----- Raw records -----
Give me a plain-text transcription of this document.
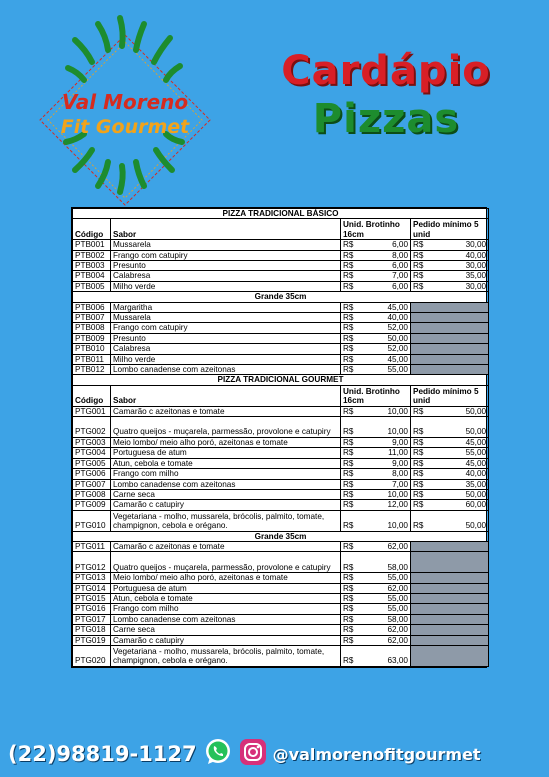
Val Moreno
Fit Gourmet
Cardápio
Pizzas
PIZZA TRADICIONAL BÁSICO					
Código	Sabor	Unid. Brotinho 16cm		Pedido mínimo 5 unid	
PTB001	Mussarela	R$	6,00	R$	30,00
PTB002	Frango com catupiry	R$	8,00	R$	40,00
PTB003	Presunto	R$	6,00	R$	30,00
PTB004	Calabresa	R$	7,00	R$	35,00
PTB005	Milho verde	R$	6,00	R$	30,00
Grande 35cm					
PTB006	Margaritha	R$	45,00		
PTB007	Mussarela	R$	40,00		
PTB008	Frango com catupiry	R$	52,00		
PTB009	Presunto	R$	50,00		
PTB010	Calabresa	R$	52,00		
PTB011	Milho verde	R$	45,00		
PTB012	Lombo canadense com azeitonas	R$	55,00		
PIZZA TRADICIONAL GOURMET					
Código	Sabor	Unid. Brotinho 16cm		Pedido mínimo 5 unid	
PTG001	Camarão c azeitonas e tomate	R$	10,00	R$	50,00
PTG002	Quatro queijos - muçarela, parmessão, provolone e catupiry	R$	10,00	R$	50,00
PTG003	Meio lombo/ meio alho poró, azeitonas e tomate	R$	9,00	R$	45,00
PTG004	Portuguesa de atum	R$	11,00	R$	55,00
PTG005	Atun, cebola e tomate	R$	9,00	R$	45,00
PTG006	Frango com milho	R$	8,00	R$	40,00
PTG007	Lombo canadense com azeitonas	R$	7,00	R$	35,00
PTG008	Carne seca	R$	10,00	R$	50,00
PTG009	Camarão c catupiry	R$	12,00	R$	60,00
PTG010	Vegetariana - molho, mussarela, brócolis, palmito, tomate, champignon, cebola e orégano.	R$	10,00	R$	50,00
Grande 35cm					
PTG011	Camarão c azeitonas e tomate	R$	62,00		
PTG012	Quatro queijos - muçarela, parmessão, provolone e catupiry	R$	58,00		
PTG013	Meio lombo/ meio alho poró, azeitonas e tomate	R$	55,00		
PTG014	Portuguesa de atum	R$	62,00		
PTG015	Atun, cebola e tomate	R$	55,00		
PTG016	Frango com milho	R$	55,00		
PTG017	Lombo canadense com azeitonas	R$	58,00		
PTG018	Carne seca	R$	62,00		
PTG019	Camarão c catupiry	R$	62,00		
PTG020	Vegetariana - molho, mussarela, brócolis, palmito, tomate, champignon, cebola e orégano.	R$	63,00		
(22)98819-1127	@valmorenofitgourmet
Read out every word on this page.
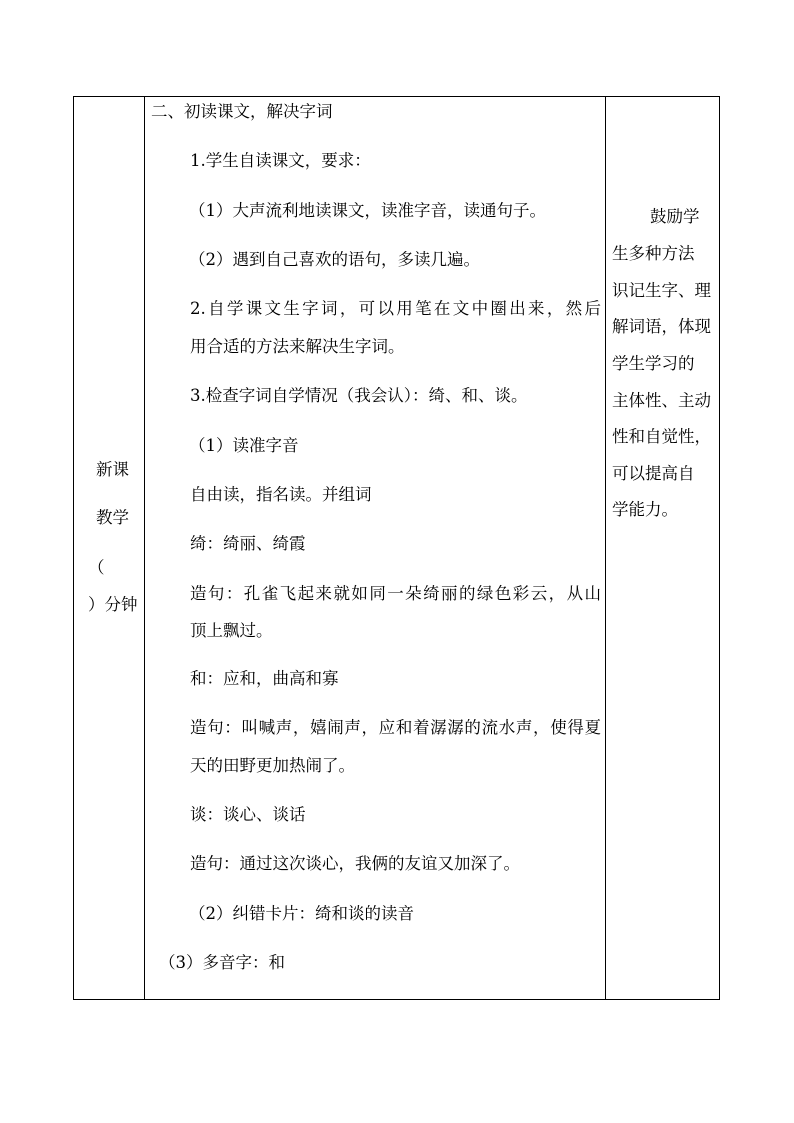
新课
教学
（
）分钟
二、初读课文，解决字词
1.学生自读课文，要求：
（1）大声流利地读课文，读准字音，读通句子。
（2）遇到自己喜欢的语句，多读几遍。
2.自学课文生字词，可以用笔在文中圈出来，然后
用合适的方法来解决生字词。
3.检查字词自学情况（我会认）：绮、和、谈。
（1）读准字音
自由读，指名读。并组词
绮：绮丽、绮霞
造句：孔雀飞起来就如同一朵绮丽的绿色彩云，从山
顶上飘过。
和：应和，曲高和寡
造句：叫喊声，嬉闹声，应和着潺潺的流水声，使得夏
天的田野更加热闹了。
谈：谈心、谈话
造句：通过这次谈心，我俩的友谊又加深了。
（2）纠错卡片：绮和谈的读音
（3）多音字：和
鼓励学
生多种方法
识记生字、理
解词语，体现
学生学习的
主体性、主动
性和自觉性，
可以提高自
学能力。
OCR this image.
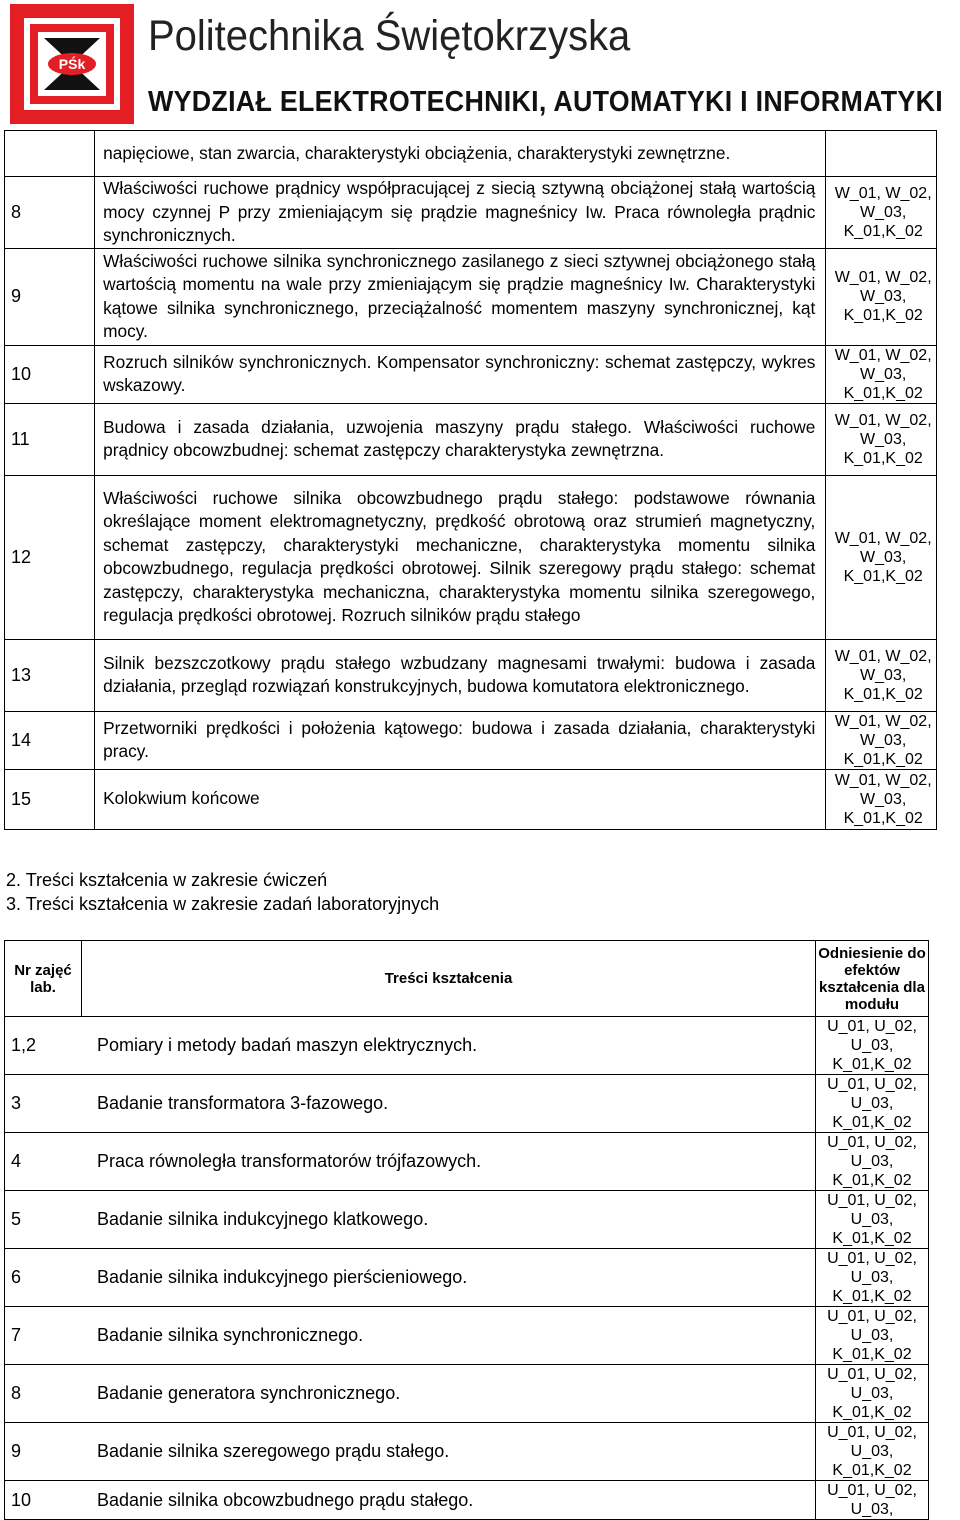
PŚk
Politechnika Świętokrzyska
WYDZIAŁ ELEKTROTECHNIKI, AUTOMATYKI I INFORMATYKI
	napięciowe, stan zwarcia, charakterystyki obciążenia, charakterystyki zewnętrzne.	
8	Właściwości ruchowe prądnicy współpracującej z siecią sztywną obciążonej stałą wartością mocy czynnej P przy zmieniającym się prądzie magneśnicy Iw. Praca równoległa prądnic synchronicznych.	W_01, W_02, W_03, K_01,K_02
9	Właściwości ruchowe silnika synchronicznego zasilanego z sieci sztywnej obciążonego stałą wartością momentu na wale przy zmieniającym się prądzie magneśnicy Iw. Charakterystyki kątowe silnika synchronicznego, przeciążalność momentem maszyny synchronicznej, kąt mocy.	W_01, W_02, W_03, K_01,K_02
10	Rozruch silników synchronicznych. Kompensator synchroniczny: schemat zastępczy, wykres wskazowy.	W_01, W_02, W_03, K_01,K_02
11	Budowa i zasada działania, uzwojenia maszyny prądu stałego. Właściwości ruchowe prądnicy obcowzbudnej: schemat zastępczy charakterystyka zewnętrzna.	W_01, W_02, W_03, K_01,K_02
12	Właściwości ruchowe silnika obcowzbudnego prądu stałego: podstawowe równania określające moment elektromagnetyczny, prędkość obrotową oraz strumień magnetyczny, schemat zastępczy, charakterystyki mechaniczne, charakterystyka momentu silnika obcowzbudnego, regulacja prędkości obrotowej. Silnik szeregowy prądu stałego: schemat zastępczy, charakterystyka mechaniczna, charakterystyka momentu silnika szeregowego, regulacja prędkości obrotowej. Rozruch silników prądu stałego	W_01, W_02, W_03, K_01,K_02
13	Silnik bezszczotkowy prądu stałego wzbudzany magnesami trwałymi: budowa i zasada działania, przegląd rozwiązań konstrukcyjnych, budowa komutatora elektronicznego.	W_01, W_02, W_03, K_01,K_02
14	Przetworniki prędkości i położenia kątowego: budowa i zasada działania, charakterystyki pracy.	W_01, W_02, W_03, K_01,K_02
15	Kolokwium końcowe	W_01, W_02, W_03, K_01,K_02
2. Treści kształcenia w zakresie ćwiczeń
3. Treści kształcenia w zakresie zadań laboratoryjnych
Nr zajęć lab.	Treści kształcenia	Odniesienie do efektów kształcenia dla modułu
1,2 Pomiary i metody badań maszyn elektrycznych.		U_01, U_02, U_03, K_01,K_02
3 Badanie transformatora 3-fazowego.		U_01, U_02, U_03, K_01,K_02
4 Praca równoległa transformatorów trójfazowych.		U_01, U_02, U_03, K_01,K_02
5 Badanie silnika indukcyjnego klatkowego.		U_01, U_02, U_03, K_01,K_02
6 Badanie silnika indukcyjnego pierścieniowego.		U_01, U_02, U_03, K_01,K_02
7 Badanie silnika synchronicznego.		U_01, U_02, U_03, K_01,K_02
8 Badanie generatora synchronicznego.		U_01, U_02, U_03, K_01,K_02
9 Badanie silnika szeregowego prądu stałego.		U_01, U_02, U_03, K_01,K_02
10 Badanie silnika obcowzbudnego prądu stałego.		U_01, U_02, U_03,
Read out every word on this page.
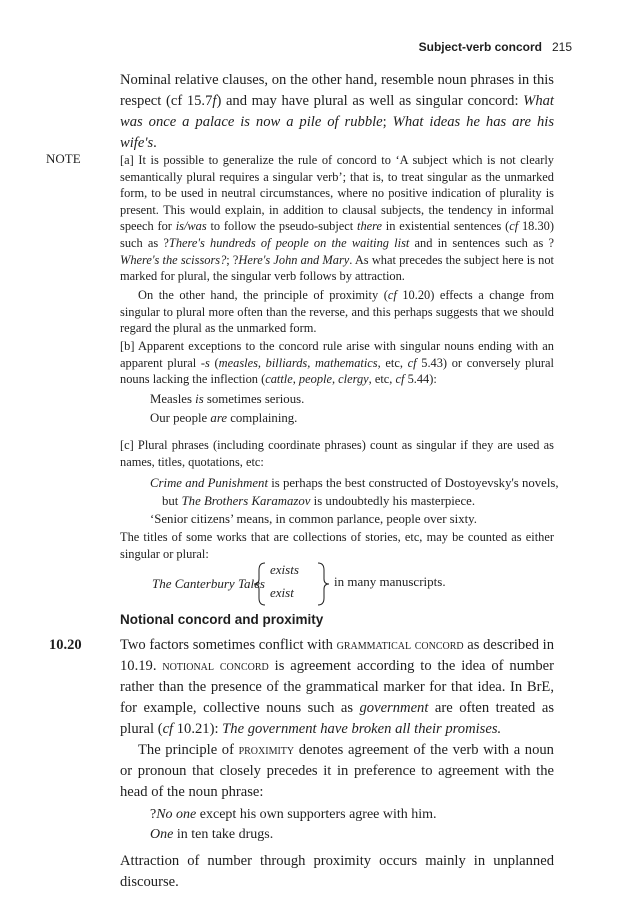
Subject-verb concord 215
Nominal relative clauses, on the other hand, resemble noun phrases in this respect (cf 15.7f) and may have plural as well as singular concord: What was once a palace is now a pile of rubble; What ideas he has are his wife's.
NOTE	[a] It is possible to generalize the rule of concord to ‘A subject which is not clearly semantically plural requires a singular verb’; that is, to treat singular as the unmarked form, to be used in neutral circumstances, where no positive indication of plurality is present. This would explain, in addition to clausal subjects, the tendency in informal speech for is/was to follow the pseudo-subject there in existential sentences (cf 18.30) such as ?There's hundreds of people on the waiting list and in sentences such as ?Where's the scissors?; ?Here's John and Mary. As what precedes the subject here is not marked for plural, the singular verb follows by attraction.
On the other hand, the principle of proximity (cf 10.20) effects a change from singular to plural more often than the reverse, and this perhaps suggests that we should regard the plural as the unmarked form.
[b] Apparent exceptions to the concord rule arise with singular nouns ending with an apparent plural -s (measles, billiards, mathematics, etc, cf 5.43) or conversely plural nouns lacking the inflection (cattle, people, clergy, etc, cf 5.44):
Measles is sometimes serious.
Our people are complaining.
[c] Plural phrases (including coordinate phrases) count as singular if they are used as names, titles, quotations, etc:
Crime and Punishment is perhaps the best constructed of Dostoyevsky's novels, but The Brothers Karamazov is undoubtedly his masterpiece.
‘Senior citizens’ means, in common parlance, people over sixty.
The titles of some works that are collections of stories, etc, may be counted as either singular or plural:
The Canterbury Tales
exists
exist
in many manuscripts.
Notional concord and proximity
10.20	Two factors sometimes conflict with grammatical concord as described in 10.19. notional concord is agreement according to the idea of number rather than the presence of the grammatical marker for that idea. In BrE, for example, collective nouns such as government are often treated as plural (cf 10.21): The government have broken all their promises.
The principle of proximity denotes agreement of the verb with a noun or pronoun that closely precedes it in preference to agreement with the head of the noun phrase:
?No one except his own supporters agree with him.
One in ten take drugs.
Attraction of number through proximity occurs mainly in unplanned discourse.
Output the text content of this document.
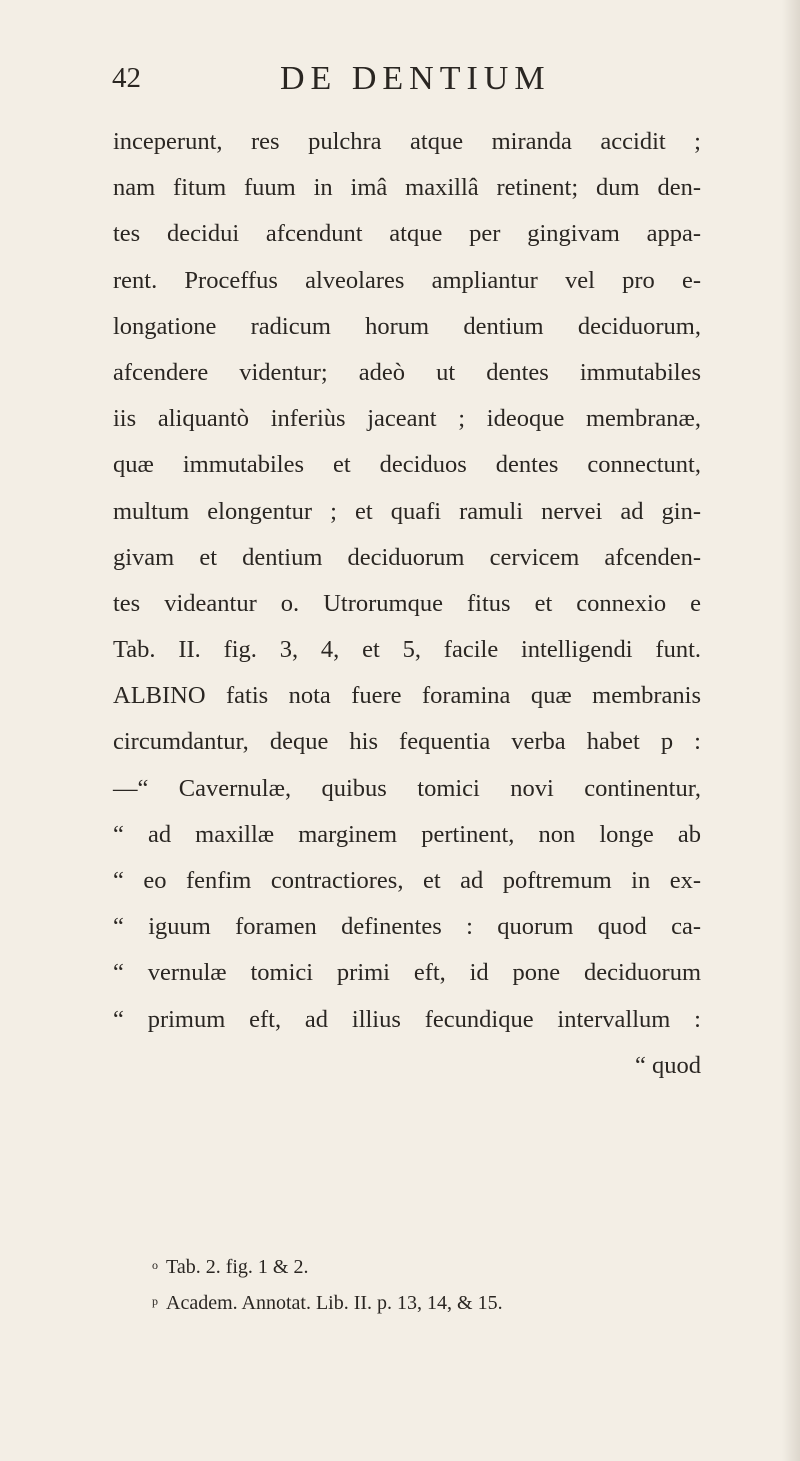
42	DE DENTIUM
inceperunt, res pulchra atque miranda accidit ;
nam fitum fuum in imâ maxillâ retinent; dum den-
tes decidui afcendunt atque per gingivam appa-
rent. Proceffus alveolares ampliantur vel pro e-
longatione radicum horum dentium deciduorum,
afcendere videntur; adeò ut dentes immutabiles
iis aliquantò inferiùs jaceant ; ideoque membranæ,
quæ immutabiles et deciduos dentes connectunt,
multum elongentur ; et quafi ramuli nervei ad gin-
givam et dentium deciduorum cervicem afcenden-
tes videantur o. Utrorumque fitus et connexio e
Tab. II. fig. 3, 4, et 5, facile intelligendi funt.
ALBINO fatis nota fuere foramina quæ membranis
circumdantur, deque his fequentia verba habet p :
—“ Cavernulæ, quibus tomici novi continentur,
“ ad maxillæ marginem pertinent, non longe ab
“ eo fenfim contractiores, et ad poftremum in ex-
“ iguum foramen definentes : quorum quod ca-
“ vernulæ tomici primi eft, id pone deciduorum
“ primum eft, ad illius fecundique intervallum :
“ quod
$^o$ Tab. 2. fig. 1 & 2.
$^p$ Academ. Annotat. Lib. II. p. 13, 14, & 15.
-----
What is asked — Only the count is wanted: report how many lines of the material above hold the word "tomate".

Answer for the task — 8